Stated exercise
Filter the records for lines holding the string "werd".

[Recorded data]
◇ ◇ ◇

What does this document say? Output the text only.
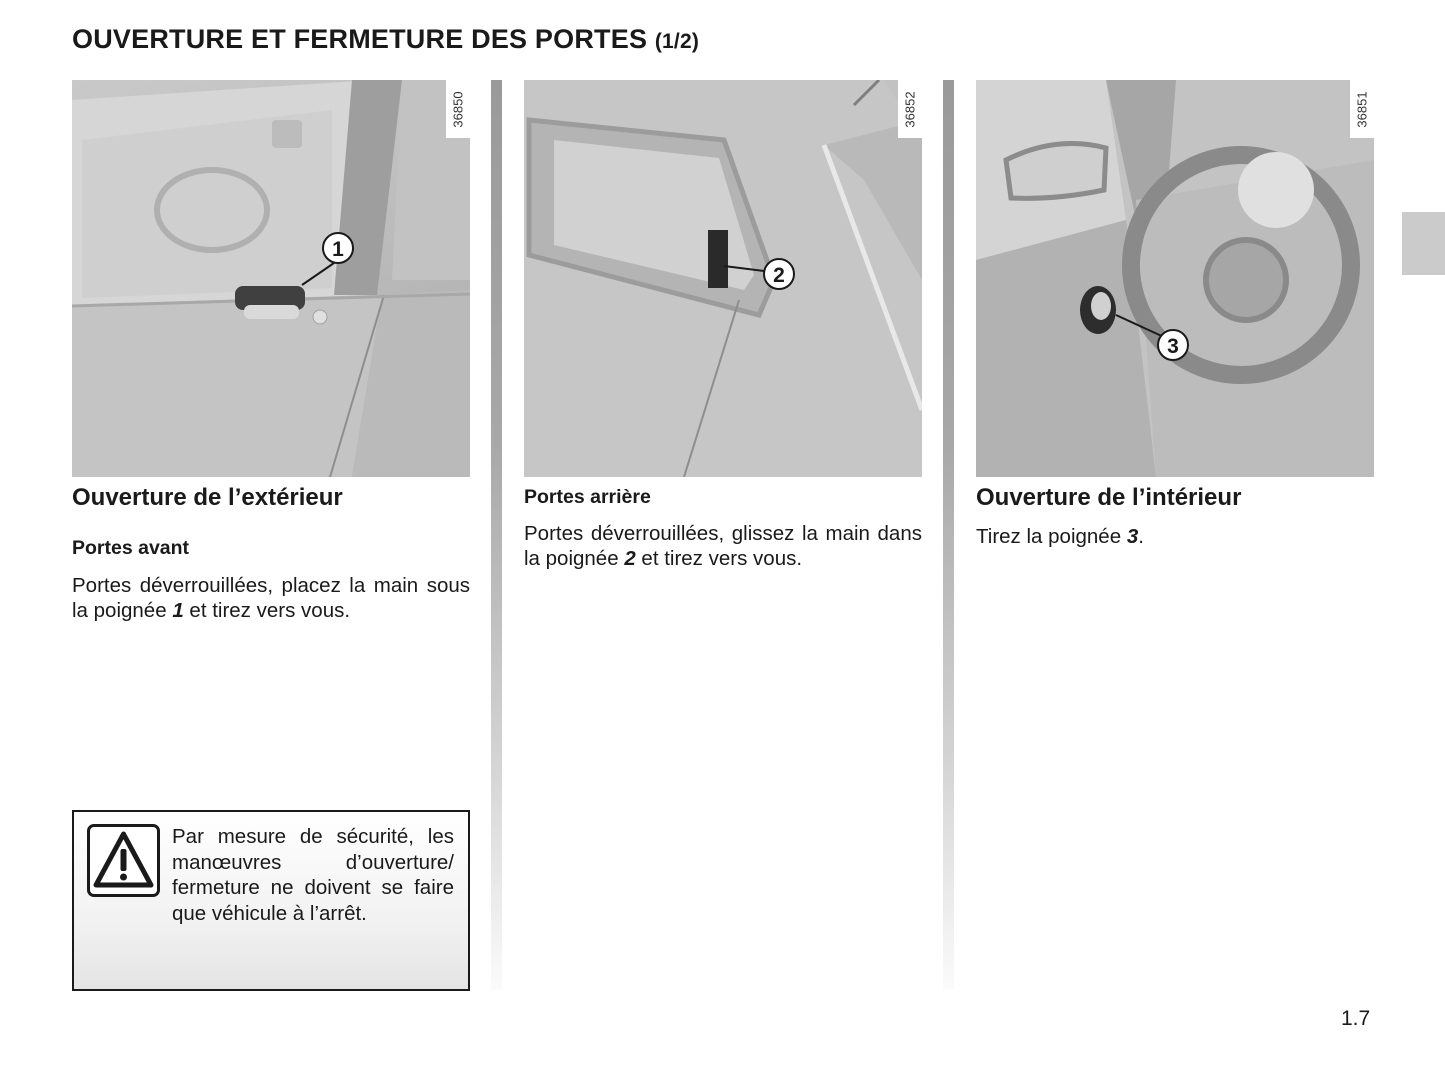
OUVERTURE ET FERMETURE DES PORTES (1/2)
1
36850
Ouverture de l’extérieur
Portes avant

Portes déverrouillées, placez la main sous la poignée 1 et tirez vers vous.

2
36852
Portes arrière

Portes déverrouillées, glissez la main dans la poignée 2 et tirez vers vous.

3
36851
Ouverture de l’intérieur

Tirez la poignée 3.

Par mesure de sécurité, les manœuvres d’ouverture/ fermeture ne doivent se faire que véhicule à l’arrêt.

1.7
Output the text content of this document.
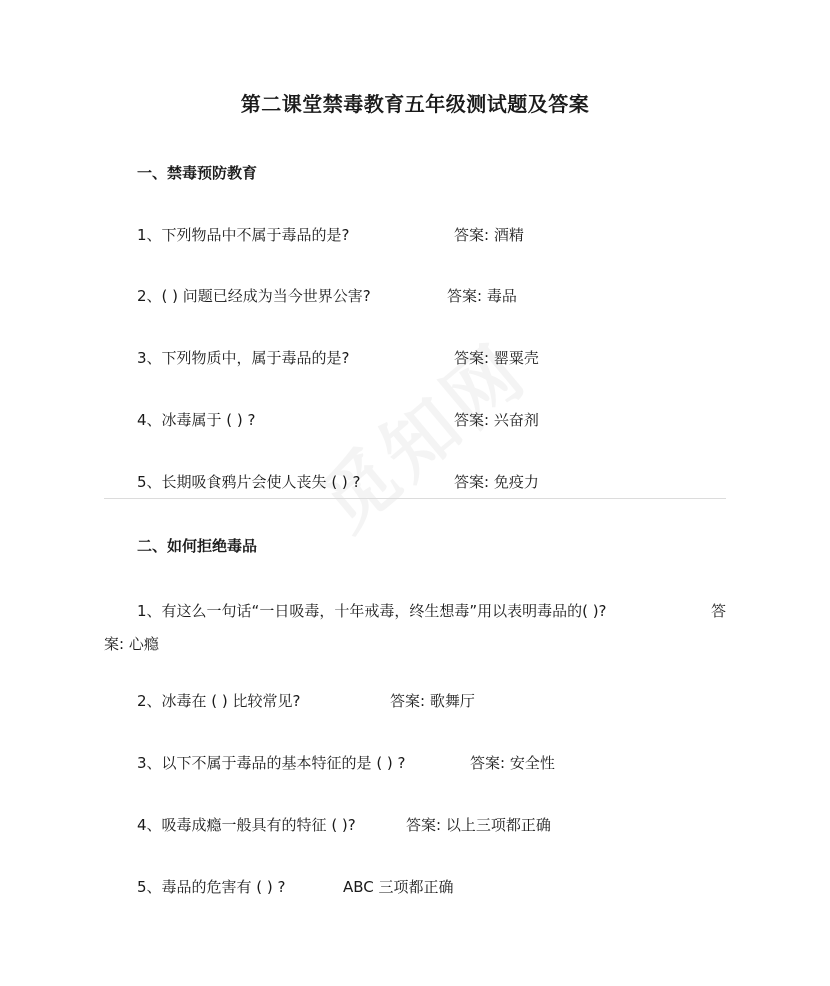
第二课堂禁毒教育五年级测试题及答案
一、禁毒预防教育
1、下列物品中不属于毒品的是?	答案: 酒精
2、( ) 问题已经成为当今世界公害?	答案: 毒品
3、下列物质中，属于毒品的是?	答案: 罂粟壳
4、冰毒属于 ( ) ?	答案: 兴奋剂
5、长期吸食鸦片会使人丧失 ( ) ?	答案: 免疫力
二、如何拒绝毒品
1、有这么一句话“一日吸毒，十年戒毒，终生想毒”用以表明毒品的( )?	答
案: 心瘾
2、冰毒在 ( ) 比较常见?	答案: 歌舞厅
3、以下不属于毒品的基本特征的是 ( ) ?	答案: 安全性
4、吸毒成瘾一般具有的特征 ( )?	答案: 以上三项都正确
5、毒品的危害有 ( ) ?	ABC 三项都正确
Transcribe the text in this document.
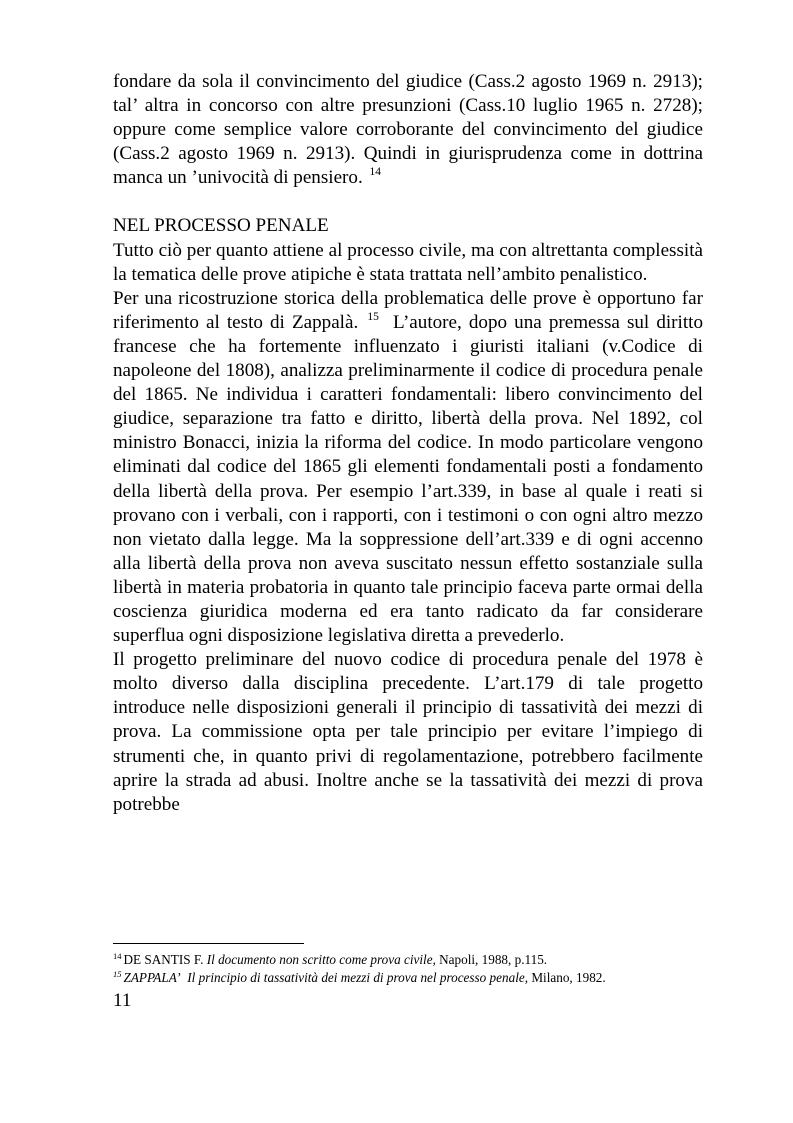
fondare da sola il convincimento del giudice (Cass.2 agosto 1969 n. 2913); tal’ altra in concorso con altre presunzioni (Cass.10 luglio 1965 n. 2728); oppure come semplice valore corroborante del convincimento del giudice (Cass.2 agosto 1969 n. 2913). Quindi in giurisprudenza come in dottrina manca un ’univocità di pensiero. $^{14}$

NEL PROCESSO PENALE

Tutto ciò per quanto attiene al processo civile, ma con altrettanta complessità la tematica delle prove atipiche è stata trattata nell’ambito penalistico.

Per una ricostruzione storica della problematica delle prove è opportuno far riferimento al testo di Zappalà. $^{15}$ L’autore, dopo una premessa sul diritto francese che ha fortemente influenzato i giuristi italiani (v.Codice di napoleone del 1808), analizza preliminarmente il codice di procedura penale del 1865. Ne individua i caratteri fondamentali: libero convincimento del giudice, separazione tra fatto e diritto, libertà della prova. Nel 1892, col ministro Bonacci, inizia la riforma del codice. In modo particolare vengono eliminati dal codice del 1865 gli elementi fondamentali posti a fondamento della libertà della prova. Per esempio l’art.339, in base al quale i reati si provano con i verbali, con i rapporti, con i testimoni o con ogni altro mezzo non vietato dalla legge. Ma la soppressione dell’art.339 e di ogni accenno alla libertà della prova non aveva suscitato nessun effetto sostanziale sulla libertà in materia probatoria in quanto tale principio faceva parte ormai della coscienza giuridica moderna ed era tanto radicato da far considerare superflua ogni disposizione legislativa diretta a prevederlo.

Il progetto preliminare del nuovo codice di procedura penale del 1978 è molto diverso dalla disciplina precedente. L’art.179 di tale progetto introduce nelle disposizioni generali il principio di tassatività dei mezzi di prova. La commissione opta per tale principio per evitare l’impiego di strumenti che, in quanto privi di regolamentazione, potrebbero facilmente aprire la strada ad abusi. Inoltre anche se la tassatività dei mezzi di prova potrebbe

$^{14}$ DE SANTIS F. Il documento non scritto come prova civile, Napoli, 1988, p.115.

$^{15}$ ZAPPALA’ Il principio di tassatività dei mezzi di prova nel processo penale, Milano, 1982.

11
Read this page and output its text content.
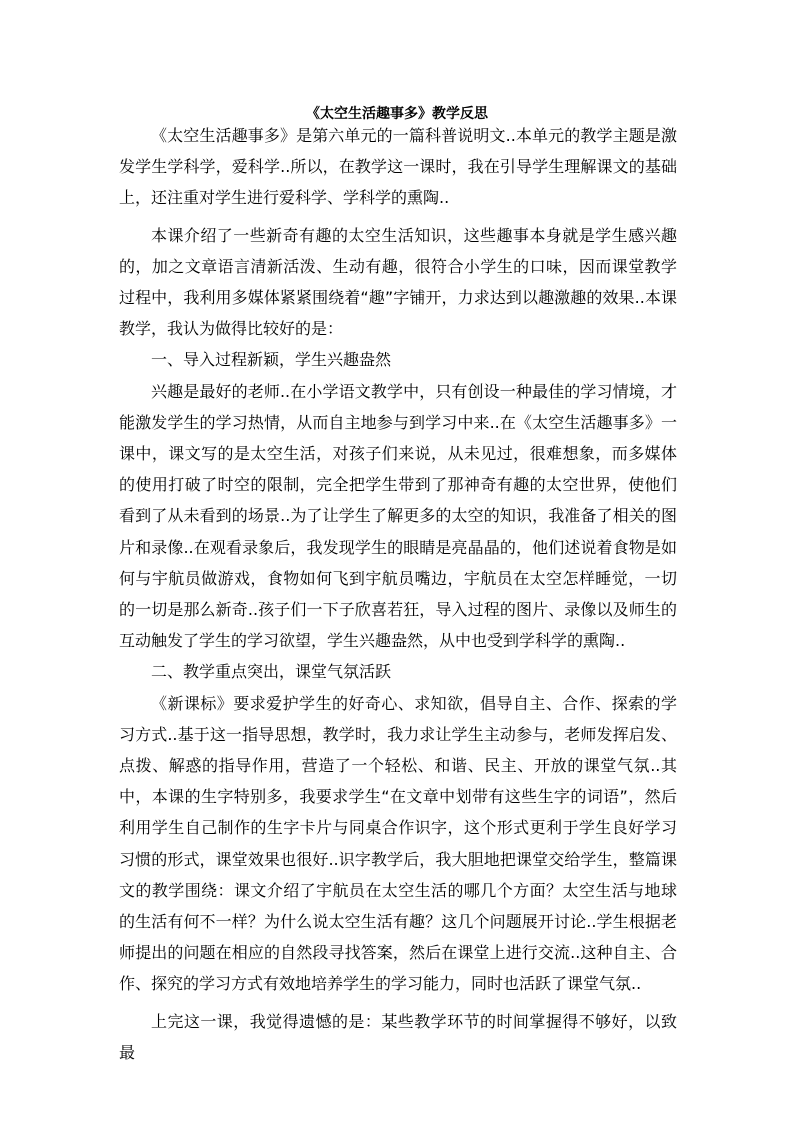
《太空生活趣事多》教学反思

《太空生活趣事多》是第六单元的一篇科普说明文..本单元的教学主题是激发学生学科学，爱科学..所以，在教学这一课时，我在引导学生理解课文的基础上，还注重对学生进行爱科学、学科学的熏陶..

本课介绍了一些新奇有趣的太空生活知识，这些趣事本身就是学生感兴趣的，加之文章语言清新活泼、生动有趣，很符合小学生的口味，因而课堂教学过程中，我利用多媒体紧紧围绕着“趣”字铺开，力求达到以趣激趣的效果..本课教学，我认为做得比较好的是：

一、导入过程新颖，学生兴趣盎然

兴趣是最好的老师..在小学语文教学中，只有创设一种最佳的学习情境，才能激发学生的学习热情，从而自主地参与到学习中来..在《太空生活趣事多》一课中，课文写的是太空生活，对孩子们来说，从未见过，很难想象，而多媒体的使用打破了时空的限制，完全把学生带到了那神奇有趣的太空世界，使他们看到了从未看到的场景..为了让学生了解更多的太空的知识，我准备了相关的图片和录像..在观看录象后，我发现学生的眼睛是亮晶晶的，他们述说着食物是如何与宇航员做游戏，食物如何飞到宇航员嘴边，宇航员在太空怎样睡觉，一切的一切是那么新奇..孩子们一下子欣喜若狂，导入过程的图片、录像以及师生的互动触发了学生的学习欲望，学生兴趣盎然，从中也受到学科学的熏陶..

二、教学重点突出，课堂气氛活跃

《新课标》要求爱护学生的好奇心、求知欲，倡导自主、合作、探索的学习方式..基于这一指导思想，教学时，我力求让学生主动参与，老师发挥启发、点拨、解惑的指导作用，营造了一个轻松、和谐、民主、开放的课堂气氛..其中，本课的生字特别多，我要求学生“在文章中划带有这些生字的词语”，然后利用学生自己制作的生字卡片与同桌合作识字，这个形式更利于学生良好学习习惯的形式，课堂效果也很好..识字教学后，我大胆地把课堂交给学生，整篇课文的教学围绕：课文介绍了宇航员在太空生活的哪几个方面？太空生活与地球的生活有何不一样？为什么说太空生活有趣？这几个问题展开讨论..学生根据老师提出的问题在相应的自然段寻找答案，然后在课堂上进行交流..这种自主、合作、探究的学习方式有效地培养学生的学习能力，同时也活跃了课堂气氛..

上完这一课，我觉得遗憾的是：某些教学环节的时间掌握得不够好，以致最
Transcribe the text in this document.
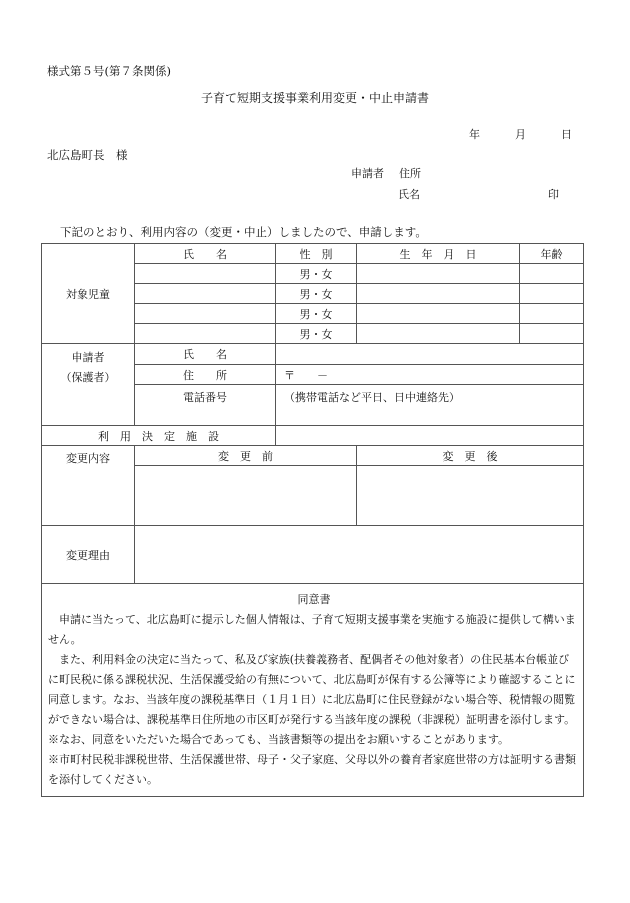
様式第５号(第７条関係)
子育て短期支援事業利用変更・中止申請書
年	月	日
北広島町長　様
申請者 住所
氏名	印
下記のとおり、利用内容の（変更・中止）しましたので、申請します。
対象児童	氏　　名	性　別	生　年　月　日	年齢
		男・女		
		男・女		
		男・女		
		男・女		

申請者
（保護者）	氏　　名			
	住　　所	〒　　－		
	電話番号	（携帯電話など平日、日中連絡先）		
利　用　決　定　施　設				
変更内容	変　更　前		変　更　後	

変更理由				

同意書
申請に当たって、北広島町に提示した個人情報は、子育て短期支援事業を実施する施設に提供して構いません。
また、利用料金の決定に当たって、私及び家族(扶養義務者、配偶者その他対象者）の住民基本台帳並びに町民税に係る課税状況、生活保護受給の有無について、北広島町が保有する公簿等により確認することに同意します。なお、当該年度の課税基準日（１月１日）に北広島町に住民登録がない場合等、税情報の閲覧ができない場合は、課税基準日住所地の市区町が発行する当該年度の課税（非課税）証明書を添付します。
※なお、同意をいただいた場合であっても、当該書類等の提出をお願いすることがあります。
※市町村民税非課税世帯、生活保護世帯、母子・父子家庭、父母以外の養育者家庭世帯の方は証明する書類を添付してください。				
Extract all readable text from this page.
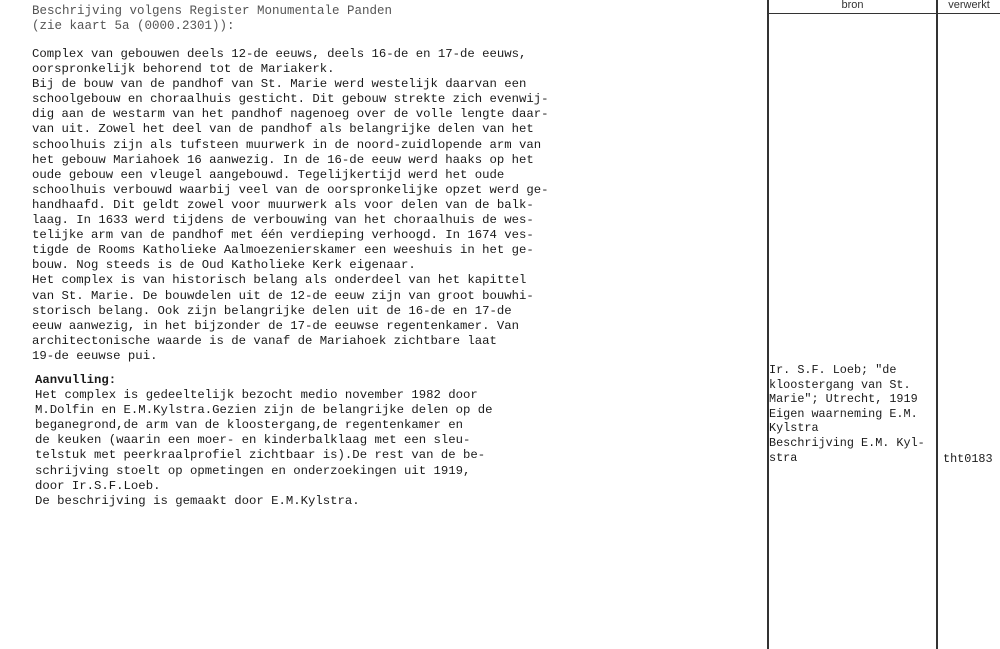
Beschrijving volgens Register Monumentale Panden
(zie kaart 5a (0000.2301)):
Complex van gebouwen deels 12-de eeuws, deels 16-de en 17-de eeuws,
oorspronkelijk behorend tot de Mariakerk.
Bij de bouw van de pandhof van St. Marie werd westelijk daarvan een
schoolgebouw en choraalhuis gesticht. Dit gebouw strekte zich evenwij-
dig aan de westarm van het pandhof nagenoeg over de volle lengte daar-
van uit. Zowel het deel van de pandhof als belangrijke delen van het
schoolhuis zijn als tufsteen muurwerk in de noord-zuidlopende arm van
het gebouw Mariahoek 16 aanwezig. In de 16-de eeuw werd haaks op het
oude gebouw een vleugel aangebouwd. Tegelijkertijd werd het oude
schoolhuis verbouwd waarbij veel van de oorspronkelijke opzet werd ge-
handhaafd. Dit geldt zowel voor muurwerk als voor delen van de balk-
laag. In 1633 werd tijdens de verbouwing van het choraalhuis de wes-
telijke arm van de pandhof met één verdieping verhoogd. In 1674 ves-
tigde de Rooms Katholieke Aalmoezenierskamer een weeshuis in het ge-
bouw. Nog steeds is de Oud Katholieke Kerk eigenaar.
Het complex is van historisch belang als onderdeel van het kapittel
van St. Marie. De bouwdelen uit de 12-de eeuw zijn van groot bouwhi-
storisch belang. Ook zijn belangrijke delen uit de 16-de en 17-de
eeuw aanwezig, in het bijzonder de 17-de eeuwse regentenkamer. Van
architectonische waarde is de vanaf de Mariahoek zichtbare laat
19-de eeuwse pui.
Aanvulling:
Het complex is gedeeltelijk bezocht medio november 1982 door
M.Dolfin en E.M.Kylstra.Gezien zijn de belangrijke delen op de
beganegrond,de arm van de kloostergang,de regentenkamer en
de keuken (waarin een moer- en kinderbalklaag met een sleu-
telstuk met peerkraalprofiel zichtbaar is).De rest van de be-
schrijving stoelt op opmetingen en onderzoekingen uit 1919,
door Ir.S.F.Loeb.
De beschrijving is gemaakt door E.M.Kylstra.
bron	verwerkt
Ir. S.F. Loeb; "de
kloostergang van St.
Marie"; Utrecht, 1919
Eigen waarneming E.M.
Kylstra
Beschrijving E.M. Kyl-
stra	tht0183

◇ ◇ ◇

Result of this exercise
Bij de bouw van de pandhof van St. Marie werd westelijk daarvan een
het gebouw Mariahoek 16 aanwezig. In de 16-de eeuw werd haaks op het
oude gebouw een vleugel aangebouwd. Tegelijkertijd werd het oude
schoolhuis verbouwd waarbij veel van de oorspronkelijke opzet werd ge-
laag. In 1633 werd tijdens de verbouwing van het choraalhuis de wes-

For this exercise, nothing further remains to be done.